■ Exercise inputs
=====

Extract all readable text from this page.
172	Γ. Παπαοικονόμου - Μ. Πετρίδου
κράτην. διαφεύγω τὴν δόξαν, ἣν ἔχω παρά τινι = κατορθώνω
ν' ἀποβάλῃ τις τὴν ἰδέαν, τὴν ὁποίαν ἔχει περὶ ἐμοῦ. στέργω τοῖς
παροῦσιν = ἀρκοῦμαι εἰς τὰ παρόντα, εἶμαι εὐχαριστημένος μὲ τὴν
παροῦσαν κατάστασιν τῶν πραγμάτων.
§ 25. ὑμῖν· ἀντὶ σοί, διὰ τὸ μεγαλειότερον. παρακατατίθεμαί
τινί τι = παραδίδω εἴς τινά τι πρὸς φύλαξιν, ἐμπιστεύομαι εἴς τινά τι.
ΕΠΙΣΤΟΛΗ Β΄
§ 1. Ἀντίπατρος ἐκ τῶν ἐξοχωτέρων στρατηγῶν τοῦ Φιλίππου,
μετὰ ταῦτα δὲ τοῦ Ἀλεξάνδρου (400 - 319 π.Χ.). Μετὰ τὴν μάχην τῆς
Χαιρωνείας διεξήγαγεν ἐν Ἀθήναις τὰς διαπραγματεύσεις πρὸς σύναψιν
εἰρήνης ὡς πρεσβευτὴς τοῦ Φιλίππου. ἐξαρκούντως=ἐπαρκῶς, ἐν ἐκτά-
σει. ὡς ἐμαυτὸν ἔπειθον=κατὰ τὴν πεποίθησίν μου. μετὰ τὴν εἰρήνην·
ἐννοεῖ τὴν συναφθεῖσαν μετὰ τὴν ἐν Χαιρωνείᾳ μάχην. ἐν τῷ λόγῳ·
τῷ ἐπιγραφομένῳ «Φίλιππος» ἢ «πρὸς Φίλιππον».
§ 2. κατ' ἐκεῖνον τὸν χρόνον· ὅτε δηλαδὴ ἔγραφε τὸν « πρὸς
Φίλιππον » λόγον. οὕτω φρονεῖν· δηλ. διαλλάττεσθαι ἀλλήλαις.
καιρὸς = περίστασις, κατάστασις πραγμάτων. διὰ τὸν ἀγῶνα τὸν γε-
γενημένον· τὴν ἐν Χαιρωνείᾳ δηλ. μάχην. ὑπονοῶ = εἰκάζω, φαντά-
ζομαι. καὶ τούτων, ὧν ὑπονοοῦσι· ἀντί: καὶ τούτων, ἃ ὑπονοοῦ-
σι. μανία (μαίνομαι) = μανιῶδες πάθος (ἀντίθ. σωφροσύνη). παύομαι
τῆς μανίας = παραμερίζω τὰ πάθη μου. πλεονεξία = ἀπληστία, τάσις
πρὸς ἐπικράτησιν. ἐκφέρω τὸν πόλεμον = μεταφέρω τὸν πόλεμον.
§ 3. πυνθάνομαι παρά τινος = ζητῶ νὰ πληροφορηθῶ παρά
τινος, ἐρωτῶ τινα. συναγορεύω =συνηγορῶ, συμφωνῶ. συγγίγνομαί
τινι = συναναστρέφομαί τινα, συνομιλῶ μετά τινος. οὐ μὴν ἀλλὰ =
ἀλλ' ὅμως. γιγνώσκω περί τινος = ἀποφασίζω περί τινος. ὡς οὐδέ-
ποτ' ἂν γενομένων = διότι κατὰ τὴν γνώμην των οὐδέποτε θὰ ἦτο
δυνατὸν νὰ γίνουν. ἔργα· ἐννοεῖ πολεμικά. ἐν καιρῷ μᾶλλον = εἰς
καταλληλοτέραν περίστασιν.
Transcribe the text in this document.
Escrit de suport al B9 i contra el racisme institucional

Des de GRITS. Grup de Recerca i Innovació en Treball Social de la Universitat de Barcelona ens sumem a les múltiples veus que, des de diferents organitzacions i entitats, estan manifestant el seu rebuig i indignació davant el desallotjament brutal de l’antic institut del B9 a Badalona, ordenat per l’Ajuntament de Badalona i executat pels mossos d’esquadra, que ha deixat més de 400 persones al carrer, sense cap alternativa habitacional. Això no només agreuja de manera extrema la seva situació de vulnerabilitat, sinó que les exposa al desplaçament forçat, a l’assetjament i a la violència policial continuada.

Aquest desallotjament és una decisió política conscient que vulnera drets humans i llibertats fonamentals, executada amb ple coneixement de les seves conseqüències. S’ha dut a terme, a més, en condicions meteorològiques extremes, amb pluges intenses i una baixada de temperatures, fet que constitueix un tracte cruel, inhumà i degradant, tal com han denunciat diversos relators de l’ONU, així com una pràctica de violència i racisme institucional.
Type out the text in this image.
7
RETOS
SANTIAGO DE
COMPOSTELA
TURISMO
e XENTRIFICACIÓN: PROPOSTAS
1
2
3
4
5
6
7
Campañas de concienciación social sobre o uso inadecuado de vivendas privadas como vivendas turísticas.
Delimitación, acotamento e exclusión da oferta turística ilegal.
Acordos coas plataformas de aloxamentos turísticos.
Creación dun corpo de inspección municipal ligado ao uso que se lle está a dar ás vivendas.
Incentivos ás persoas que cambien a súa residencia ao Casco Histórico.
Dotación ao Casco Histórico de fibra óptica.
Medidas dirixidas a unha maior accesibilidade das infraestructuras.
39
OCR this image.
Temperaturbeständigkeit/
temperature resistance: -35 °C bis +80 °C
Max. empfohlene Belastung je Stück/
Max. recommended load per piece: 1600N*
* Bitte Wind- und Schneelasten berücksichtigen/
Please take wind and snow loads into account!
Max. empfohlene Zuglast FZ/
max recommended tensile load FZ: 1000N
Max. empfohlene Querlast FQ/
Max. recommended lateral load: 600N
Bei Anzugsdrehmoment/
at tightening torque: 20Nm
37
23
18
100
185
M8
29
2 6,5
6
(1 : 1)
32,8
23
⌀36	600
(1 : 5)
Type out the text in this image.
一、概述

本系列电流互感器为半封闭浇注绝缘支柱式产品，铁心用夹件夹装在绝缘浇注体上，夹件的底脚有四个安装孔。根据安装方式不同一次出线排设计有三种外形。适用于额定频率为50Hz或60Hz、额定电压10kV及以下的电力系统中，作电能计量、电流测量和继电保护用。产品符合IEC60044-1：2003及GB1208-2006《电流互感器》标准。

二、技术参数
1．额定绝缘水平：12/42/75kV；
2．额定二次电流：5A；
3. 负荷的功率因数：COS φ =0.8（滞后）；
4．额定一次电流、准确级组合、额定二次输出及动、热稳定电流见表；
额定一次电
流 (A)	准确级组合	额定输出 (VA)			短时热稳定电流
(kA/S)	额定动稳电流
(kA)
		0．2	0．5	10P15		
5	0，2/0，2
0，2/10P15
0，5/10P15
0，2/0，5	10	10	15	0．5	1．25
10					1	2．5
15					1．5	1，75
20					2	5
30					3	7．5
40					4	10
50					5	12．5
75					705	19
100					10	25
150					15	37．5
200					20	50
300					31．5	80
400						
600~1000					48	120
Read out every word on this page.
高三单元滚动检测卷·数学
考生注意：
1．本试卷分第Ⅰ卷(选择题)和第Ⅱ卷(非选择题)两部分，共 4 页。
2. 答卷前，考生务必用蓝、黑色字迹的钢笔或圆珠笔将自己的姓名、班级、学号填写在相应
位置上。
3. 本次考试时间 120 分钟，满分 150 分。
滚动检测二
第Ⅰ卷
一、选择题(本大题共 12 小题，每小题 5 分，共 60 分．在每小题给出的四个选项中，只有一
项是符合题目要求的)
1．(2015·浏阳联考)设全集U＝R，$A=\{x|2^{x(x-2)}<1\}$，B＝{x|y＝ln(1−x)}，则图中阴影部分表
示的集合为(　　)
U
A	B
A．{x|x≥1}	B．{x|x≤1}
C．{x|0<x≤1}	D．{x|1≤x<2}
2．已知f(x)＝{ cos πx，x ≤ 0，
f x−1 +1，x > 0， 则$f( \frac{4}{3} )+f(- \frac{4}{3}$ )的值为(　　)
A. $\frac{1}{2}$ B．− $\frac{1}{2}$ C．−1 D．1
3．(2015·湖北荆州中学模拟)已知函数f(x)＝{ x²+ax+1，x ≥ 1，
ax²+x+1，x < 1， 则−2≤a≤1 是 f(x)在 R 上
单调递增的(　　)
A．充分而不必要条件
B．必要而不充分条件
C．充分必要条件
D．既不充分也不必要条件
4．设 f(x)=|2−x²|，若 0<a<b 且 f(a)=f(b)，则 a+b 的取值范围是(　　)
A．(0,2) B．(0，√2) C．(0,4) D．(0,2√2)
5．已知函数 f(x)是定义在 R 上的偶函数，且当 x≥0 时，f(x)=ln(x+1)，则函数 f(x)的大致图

=====

■ The problem
How many lines in the records above contain the word "this"? Reply with the number and nothing more.

■ Written answer
6